• **WHAT YOU HAVE TO DO**
Copy out every record precisely.

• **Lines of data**
-- Start --

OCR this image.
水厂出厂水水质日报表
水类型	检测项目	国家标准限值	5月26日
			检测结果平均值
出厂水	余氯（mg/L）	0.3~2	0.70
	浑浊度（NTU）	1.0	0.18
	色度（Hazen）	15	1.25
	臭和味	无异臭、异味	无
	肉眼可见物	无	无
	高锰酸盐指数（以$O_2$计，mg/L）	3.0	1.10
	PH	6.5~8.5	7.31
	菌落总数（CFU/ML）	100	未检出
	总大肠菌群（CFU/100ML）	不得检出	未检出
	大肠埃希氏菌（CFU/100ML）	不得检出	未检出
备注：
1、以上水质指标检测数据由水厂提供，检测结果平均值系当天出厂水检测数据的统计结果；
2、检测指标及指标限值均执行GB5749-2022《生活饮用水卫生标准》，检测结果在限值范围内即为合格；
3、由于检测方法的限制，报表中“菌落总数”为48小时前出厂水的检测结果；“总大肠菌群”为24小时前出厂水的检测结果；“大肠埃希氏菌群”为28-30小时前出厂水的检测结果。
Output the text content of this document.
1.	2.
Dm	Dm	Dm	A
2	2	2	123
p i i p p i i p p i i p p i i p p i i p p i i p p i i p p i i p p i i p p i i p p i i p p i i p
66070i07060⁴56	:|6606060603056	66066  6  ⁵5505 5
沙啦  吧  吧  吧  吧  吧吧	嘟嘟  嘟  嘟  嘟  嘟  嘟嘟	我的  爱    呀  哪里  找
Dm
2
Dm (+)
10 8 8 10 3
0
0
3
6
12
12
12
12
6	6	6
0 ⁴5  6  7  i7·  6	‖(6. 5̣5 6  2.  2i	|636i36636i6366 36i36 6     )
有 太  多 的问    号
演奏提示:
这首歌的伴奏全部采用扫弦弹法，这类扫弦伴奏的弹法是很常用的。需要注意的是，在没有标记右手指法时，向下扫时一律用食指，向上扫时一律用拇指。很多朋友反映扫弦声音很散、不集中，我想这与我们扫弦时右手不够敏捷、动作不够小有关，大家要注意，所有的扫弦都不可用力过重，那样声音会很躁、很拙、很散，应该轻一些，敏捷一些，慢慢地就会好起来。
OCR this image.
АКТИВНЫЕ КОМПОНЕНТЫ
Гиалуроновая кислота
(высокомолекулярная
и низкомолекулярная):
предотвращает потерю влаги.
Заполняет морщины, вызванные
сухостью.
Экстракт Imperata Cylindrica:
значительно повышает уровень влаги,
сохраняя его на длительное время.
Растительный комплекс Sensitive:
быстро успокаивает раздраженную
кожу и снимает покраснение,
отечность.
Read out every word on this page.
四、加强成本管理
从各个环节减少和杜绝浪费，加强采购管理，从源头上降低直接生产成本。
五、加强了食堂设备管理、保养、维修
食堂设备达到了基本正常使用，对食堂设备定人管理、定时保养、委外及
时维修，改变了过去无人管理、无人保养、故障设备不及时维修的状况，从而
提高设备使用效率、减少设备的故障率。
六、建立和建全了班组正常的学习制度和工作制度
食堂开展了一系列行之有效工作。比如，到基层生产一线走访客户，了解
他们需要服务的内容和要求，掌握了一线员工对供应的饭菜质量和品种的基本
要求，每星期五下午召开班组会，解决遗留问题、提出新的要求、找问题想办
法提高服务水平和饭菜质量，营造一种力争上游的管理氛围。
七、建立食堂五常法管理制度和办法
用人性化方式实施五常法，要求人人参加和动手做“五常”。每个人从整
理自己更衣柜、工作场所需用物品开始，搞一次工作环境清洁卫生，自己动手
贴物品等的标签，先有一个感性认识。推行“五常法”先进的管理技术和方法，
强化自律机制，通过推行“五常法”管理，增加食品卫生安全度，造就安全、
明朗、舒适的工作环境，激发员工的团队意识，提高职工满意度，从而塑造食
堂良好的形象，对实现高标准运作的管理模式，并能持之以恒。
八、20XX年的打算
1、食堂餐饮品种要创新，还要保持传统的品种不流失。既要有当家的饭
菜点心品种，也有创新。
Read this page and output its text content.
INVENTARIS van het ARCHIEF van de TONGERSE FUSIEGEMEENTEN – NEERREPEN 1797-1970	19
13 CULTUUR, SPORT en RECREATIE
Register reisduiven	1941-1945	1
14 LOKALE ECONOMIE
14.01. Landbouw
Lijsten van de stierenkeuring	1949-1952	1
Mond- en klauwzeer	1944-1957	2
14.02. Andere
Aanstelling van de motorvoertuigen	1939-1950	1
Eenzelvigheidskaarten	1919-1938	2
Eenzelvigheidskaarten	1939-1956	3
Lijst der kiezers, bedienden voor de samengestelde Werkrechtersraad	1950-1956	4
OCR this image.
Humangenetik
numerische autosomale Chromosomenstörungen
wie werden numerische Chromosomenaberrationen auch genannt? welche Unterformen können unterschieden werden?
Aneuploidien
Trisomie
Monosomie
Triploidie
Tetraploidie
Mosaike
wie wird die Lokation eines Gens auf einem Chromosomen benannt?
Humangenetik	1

-- End --

• **THE OUTPUT**
OCR this image.
水厂出厂水水质日报表
水类型	检测项目	国家标准限值	5月26日
			检测结果平均值
出厂水	余氯（mg/L）	0.3~2	0.70
	浑浊度（NTU）	1.0	0.18
	色度（Hazen）	15	1.25
	臭和味	无异臭、异味	无
	肉眼可见物	无	无
	高锰酸盐指数（以$O_2$计，mg/L）	3.0	1.10
	PH	6.5~8.5	7.31
	菌落总数（CFU/ML）	100	未检出
	总大肠菌群（CFU/100ML）	不得检出	未检出
	大肠埃希氏菌（CFU/100ML）	不得检出	未检出
备注：
1、以上水质指标检测数据由水厂提供，检测结果平均值系当天出厂水检测数据的统计结果；
2、检测指标及指标限值均执行GB5749-2022《生活饮用水卫生标准》，检测结果在限值范围内即为合格；
3、由于检测方法的限制，报表中“菌落总数”为48小时前出厂水的检测结果；“总大肠菌群”为24小时前出厂水的检测结果；“大肠埃希氏菌群”为28-30小时前出厂水的检测结果。
Output the text content of this document.
1.	2.
Dm	Dm	Dm	A
2	2	2	123
p i i p p i i p p i i p p i i p p i i p p i i p p i i p p i i p p i i p p i i p p i i p p i i p
66070i07060⁴56	:|6606060603056	66066  6  ⁵5505 5
沙啦  吧  吧  吧  吧  吧吧	嘟嘟  嘟  嘟  嘟  嘟  嘟嘟	我的  爱    呀  哪里  找
Dm
2
Dm (+)
10 8 8 10 3
0
0
3
6
12
12
12
12
6	6	6
0 ⁴5  6  7  i7·  6	‖(6. 5̣5 6  2.  2i	|636i36636i6366 36i36 6     )
有 太  多 的问    号
演奏提示:
这首歌的伴奏全部采用扫弦弹法，这类扫弦伴奏的弹法是很常用的。需要注意的是，在没有标记右手指法时，向下扫时一律用食指，向上扫时一律用拇指。很多朋友反映扫弦声音很散、不集中，我想这与我们扫弦时右手不够敏捷、动作不够小有关，大家要注意，所有的扫弦都不可用力过重，那样声音会很躁、很拙、很散，应该轻一些，敏捷一些，慢慢地就会好起来。
OCR this image.
АКТИВНЫЕ КОМПОНЕНТЫ
Гиалуроновая кислота
(высокомолекулярная
и низкомолекулярная):
предотвращает потерю влаги.
Заполняет морщины, вызванные
сухостью.
Экстракт Imperata Cylindrica:
значительно повышает уровень влаги,
сохраняя его на длительное время.
Растительный комплекс Sensitive:
быстро успокаивает раздраженную
кожу и снимает покраснение,
отечность.
Read out every word on this page.
四、加强成本管理
从各个环节减少和杜绝浪费，加强采购管理，从源头上降低直接生产成本。
五、加强了食堂设备管理、保养、维修
食堂设备达到了基本正常使用，对食堂设备定人管理、定时保养、委外及
时维修，改变了过去无人管理、无人保养、故障设备不及时维修的状况，从而
提高设备使用效率、减少设备的故障率。
六、建立和建全了班组正常的学习制度和工作制度
食堂开展了一系列行之有效工作。比如，到基层生产一线走访客户，了解
他们需要服务的内容和要求，掌握了一线员工对供应的饭菜质量和品种的基本
要求，每星期五下午召开班组会，解决遗留问题、提出新的要求、找问题想办
法提高服务水平和饭菜质量，营造一种力争上游的管理氛围。
七、建立食堂五常法管理制度和办法
用人性化方式实施五常法，要求人人参加和动手做“五常”。每个人从整
理自己更衣柜、工作场所需用物品开始，搞一次工作环境清洁卫生，自己动手
贴物品等的标签，先有一个感性认识。推行“五常法”先进的管理技术和方法，
强化自律机制，通过推行“五常法”管理，增加食品卫生安全度，造就安全、
明朗、舒适的工作环境，激发员工的团队意识，提高职工满意度，从而塑造食
堂良好的形象，对实现高标准运作的管理模式，并能持之以恒。
八、20XX年的打算
1、食堂餐饮品种要创新，还要保持传统的品种不流失。既要有当家的饭
菜点心品种，也有创新。
Read this page and output its text content.
INVENTARIS van het ARCHIEF van de TONGERSE FUSIEGEMEENTEN – NEERREPEN 1797-1970	19
13 CULTUUR, SPORT en RECREATIE
Register reisduiven	1941-1945	1
14 LOKALE ECONOMIE
14.01. Landbouw
Lijsten van de stierenkeuring	1949-1952	1
Mond- en klauwzeer	1944-1957	2
14.02. Andere
Aanstelling van de motorvoertuigen	1939-1950	1
Eenzelvigheidskaarten	1919-1938	2
Eenzelvigheidskaarten	1939-1956	3
Lijst der kiezers, bedienden voor de samengestelde Werkrechtersraad	1950-1956	4
OCR this image.
Humangenetik
numerische autosomale Chromosomenstörungen
wie werden numerische Chromosomenaberrationen auch genannt? welche Unterformen können unterschieden werden?
Aneuploidien
Trisomie
Monosomie
Triploidie
Tetraploidie
Mosaike
wie wird die Lokation eines Gens auf einem Chromosomen benannt?
Humangenetik	1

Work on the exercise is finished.